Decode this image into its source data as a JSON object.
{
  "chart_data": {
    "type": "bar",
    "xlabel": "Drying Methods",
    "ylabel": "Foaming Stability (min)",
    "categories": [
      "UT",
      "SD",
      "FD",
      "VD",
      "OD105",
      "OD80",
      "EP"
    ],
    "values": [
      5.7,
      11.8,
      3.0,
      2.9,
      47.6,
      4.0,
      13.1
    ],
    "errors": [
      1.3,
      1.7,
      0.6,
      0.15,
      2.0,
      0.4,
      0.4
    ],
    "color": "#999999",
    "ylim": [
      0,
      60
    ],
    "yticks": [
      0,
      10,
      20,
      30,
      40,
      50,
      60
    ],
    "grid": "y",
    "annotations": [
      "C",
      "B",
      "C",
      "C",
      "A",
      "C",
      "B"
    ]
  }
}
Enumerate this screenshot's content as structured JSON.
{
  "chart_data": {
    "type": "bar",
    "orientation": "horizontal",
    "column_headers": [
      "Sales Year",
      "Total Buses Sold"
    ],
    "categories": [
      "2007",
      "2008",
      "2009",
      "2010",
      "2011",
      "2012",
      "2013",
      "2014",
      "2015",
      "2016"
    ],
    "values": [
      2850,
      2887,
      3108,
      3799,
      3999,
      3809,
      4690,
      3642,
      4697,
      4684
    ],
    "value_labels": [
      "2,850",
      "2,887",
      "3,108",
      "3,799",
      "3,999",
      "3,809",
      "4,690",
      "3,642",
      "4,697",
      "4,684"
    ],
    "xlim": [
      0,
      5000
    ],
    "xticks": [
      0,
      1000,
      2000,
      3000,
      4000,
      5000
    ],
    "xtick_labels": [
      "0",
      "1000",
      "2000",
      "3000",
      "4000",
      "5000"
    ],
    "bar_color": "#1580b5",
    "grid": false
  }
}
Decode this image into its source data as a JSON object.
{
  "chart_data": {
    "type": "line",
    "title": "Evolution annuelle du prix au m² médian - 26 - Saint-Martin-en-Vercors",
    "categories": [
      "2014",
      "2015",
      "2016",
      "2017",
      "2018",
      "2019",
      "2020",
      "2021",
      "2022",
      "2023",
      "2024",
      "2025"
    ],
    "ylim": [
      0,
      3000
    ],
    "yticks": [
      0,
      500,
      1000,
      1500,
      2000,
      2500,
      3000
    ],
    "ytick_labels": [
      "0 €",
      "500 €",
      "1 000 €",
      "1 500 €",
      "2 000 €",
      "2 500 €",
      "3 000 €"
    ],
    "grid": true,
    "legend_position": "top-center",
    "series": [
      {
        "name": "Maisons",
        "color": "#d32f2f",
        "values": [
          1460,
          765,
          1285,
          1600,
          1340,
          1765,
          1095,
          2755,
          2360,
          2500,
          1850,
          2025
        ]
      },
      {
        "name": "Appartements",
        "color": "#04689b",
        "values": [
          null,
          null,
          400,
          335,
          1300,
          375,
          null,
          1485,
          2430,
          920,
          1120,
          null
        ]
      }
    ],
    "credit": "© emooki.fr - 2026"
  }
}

◇ ◇ ◇ ◇

Write out the full listing, keeping every line exactly as it is.

Expected answer:
Decode this image into its source data as a JSON object.
{
  "chart_data": {
    "type": "bar",
    "xlabel": "Drying Methods",
    "ylabel": "Foaming Stability (min)",
    "categories": [
      "UT",
      "SD",
      "FD",
      "VD",
      "OD105",
      "OD80",
      "EP"
    ],
    "values": [
      5.7,
      11.8,
      3.0,
      2.9,
      47.6,
      4.0,
      13.1
    ],
    "errors": [
      1.3,
      1.7,
      0.6,
      0.15,
      2.0,
      0.4,
      0.4
    ],
    "color": "#999999",
    "ylim": [
      0,
      60
    ],
    "yticks": [
      0,
      10,
      20,
      30,
      40,
      50,
      60
    ],
    "grid": "y",
    "annotations": [
      "C",
      "B",
      "C",
      "C",
      "A",
      "C",
      "B"
    ]
  }
}
Enumerate this screenshot's content as structured JSON.
{
  "chart_data": {
    "type": "bar",
    "orientation": "horizontal",
    "column_headers": [
      "Sales Year",
      "Total Buses Sold"
    ],
    "categories": [
      "2007",
      "2008",
      "2009",
      "2010",
      "2011",
      "2012",
      "2013",
      "2014",
      "2015",
      "2016"
    ],
    "values": [
      2850,
      2887,
      3108,
      3799,
      3999,
      3809,
      4690,
      3642,
      4697,
      4684
    ],
    "value_labels": [
      "2,850",
      "2,887",
      "3,108",
      "3,799",
      "3,999",
      "3,809",
      "4,690",
      "3,642",
      "4,697",
      "4,684"
    ],
    "xlim": [
      0,
      5000
    ],
    "xticks": [
      0,
      1000,
      2000,
      3000,
      4000,
      5000
    ],
    "xtick_labels": [
      "0",
      "1000",
      "2000",
      "3000",
      "4000",
      "5000"
    ],
    "bar_color": "#1580b5",
    "grid": false
  }
}
Decode this image into its source data as a JSON object.
{
  "chart_data": {
    "type": "line",
    "title": "Evolution annuelle du prix au m² médian - 26 - Saint-Martin-en-Vercors",
    "categories": [
      "2014",
      "2015",
      "2016",
      "2017",
      "2018",
      "2019",
      "2020",
      "2021",
      "2022",
      "2023",
      "2024",
      "2025"
    ],
    "ylim": [
      0,
      3000
    ],
    "yticks": [
      0,
      500,
      1000,
      1500,
      2000,
      2500,
      3000
    ],
    "ytick_labels": [
      "0 €",
      "500 €",
      "1 000 €",
      "1 500 €",
      "2 000 €",
      "2 500 €",
      "3 000 €"
    ],
    "grid": true,
    "legend_position": "top-center",
    "series": [
      {
        "name": "Maisons",
        "color": "#d32f2f",
        "values": [
          1460,
          765,
          1285,
          1600,
          1340,
          1765,
          1095,
          2755,
          2360,
          2500,
          1850,
          2025
        ]
      },
      {
        "name": "Appartements",
        "color": "#04689b",
        "values": [
          null,
          null,
          400,
          335,
          1300,
          375,
          null,
          1485,
          2430,
          920,
          1120,
          null
        ]
      }
    ],
    "credit": "© emooki.fr - 2026"
  }
}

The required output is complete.